Show all lines that include the string "Game"; copy each one.

• _Data items_:
------------------------------

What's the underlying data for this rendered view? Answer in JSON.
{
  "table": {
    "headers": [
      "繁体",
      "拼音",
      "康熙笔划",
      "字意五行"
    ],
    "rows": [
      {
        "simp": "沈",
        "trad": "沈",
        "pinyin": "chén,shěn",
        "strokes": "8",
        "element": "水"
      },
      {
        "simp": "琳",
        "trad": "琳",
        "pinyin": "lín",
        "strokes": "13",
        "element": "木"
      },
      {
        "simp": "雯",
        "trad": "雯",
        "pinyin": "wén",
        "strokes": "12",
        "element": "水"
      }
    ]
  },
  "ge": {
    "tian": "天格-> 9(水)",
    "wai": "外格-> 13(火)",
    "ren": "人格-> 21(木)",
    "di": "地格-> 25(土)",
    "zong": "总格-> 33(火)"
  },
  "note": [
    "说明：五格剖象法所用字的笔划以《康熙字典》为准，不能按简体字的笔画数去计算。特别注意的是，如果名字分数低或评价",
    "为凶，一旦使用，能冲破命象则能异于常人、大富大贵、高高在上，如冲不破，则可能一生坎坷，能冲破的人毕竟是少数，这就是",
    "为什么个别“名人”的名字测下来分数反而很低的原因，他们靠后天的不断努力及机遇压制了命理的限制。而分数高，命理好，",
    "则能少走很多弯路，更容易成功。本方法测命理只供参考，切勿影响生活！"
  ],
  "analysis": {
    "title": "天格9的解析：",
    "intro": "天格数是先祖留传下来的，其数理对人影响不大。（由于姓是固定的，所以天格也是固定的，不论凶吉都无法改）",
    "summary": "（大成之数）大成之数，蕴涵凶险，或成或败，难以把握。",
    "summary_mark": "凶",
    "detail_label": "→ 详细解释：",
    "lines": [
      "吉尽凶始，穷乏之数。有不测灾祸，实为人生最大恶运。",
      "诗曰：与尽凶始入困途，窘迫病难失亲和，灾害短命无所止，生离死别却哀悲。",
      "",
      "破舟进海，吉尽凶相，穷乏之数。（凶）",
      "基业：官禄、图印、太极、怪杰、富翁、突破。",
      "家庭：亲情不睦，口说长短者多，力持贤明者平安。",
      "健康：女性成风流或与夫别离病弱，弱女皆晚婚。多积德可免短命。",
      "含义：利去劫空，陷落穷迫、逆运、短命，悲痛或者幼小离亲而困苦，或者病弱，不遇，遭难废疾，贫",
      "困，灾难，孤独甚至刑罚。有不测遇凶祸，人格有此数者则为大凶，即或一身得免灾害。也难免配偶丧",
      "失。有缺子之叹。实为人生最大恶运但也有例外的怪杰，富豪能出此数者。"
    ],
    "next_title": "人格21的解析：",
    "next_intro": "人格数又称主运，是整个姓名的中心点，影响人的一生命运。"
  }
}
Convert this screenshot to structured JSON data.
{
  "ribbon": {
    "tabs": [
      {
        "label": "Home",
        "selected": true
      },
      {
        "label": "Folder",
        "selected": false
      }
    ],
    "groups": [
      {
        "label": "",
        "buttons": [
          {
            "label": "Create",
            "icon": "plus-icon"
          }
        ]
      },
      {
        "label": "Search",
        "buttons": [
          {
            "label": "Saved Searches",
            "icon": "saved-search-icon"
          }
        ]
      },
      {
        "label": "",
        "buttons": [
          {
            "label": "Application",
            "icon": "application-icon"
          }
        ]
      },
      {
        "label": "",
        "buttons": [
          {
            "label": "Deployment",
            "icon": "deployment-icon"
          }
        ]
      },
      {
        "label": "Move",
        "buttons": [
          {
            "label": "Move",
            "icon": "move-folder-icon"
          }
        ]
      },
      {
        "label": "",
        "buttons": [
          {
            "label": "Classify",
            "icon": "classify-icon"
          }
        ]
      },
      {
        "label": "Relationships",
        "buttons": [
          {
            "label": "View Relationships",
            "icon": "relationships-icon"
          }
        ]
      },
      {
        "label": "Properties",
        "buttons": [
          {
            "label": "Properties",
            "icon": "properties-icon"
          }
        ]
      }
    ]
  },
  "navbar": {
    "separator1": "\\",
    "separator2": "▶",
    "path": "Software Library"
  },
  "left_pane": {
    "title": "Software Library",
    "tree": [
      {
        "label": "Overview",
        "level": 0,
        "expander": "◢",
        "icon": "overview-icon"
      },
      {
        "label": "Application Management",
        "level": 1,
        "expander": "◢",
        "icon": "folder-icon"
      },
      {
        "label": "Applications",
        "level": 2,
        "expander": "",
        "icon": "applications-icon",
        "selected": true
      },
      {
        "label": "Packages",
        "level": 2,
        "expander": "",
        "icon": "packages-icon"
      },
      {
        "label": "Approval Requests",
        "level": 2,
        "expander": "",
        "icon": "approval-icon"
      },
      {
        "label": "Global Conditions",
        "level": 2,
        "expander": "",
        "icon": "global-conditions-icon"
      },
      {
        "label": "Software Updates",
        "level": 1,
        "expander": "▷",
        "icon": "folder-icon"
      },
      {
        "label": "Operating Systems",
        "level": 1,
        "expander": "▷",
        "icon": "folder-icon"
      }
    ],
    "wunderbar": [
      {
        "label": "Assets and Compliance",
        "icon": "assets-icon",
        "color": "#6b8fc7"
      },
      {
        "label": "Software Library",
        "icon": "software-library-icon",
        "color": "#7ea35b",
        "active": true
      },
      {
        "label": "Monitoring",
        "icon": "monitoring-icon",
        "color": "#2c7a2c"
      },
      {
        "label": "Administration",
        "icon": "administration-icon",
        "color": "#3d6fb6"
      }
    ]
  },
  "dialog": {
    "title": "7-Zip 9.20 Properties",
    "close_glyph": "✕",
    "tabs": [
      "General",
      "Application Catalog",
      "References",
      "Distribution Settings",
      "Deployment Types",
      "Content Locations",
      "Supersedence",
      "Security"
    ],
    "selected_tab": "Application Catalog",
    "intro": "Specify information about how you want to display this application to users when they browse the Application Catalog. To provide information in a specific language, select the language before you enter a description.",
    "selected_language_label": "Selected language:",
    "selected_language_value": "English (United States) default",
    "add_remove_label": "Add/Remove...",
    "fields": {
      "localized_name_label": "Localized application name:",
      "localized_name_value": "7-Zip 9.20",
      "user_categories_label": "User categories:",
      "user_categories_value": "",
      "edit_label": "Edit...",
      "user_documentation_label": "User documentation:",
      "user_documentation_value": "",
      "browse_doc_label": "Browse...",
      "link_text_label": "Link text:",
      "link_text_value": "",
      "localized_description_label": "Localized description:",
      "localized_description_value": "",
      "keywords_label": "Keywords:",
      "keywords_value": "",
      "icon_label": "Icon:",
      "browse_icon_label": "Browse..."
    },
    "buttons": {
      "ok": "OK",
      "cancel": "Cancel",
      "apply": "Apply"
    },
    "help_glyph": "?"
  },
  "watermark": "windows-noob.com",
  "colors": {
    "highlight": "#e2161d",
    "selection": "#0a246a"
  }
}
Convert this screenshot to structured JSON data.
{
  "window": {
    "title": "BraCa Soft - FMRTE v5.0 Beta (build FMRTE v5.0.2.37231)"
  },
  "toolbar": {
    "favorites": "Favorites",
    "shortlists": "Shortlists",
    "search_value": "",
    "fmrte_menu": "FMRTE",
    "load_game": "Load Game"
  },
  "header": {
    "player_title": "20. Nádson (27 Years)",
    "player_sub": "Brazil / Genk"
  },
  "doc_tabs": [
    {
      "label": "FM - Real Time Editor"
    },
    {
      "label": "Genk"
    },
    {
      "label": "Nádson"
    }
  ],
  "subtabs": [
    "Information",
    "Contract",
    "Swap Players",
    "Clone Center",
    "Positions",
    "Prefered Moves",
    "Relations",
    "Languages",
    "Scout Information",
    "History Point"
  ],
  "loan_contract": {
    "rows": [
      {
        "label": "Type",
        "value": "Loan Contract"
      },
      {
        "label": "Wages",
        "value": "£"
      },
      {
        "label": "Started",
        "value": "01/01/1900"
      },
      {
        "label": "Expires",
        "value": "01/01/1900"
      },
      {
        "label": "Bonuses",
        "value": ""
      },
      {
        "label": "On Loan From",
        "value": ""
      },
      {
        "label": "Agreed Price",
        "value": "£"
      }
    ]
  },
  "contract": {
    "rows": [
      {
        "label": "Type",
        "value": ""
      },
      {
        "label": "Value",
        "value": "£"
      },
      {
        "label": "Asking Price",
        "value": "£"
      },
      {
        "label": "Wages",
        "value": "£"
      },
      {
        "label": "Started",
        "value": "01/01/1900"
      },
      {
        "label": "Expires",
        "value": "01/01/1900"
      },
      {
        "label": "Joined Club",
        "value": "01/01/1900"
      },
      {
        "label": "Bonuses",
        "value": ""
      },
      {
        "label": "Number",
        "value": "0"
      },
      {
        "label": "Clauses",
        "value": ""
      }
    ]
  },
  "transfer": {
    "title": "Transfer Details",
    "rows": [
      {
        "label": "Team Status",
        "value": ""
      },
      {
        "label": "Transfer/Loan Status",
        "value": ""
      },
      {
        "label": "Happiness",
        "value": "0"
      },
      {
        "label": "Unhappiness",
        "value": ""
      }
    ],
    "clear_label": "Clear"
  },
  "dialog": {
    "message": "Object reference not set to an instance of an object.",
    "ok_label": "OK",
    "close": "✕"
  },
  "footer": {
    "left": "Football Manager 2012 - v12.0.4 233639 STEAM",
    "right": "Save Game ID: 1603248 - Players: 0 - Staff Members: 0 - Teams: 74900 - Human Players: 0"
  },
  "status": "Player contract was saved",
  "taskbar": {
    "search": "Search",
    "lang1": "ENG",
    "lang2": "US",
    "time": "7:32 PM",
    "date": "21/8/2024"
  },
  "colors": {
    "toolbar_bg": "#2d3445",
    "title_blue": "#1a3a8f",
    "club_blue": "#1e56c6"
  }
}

------------------------------

• _Result of the task_:
    "load_game": "Load Game"
    "right": "Save Game ID: 1603248 - Players: 0 - Staff Members: 0 - Teams: 74900 - Human Players: 0"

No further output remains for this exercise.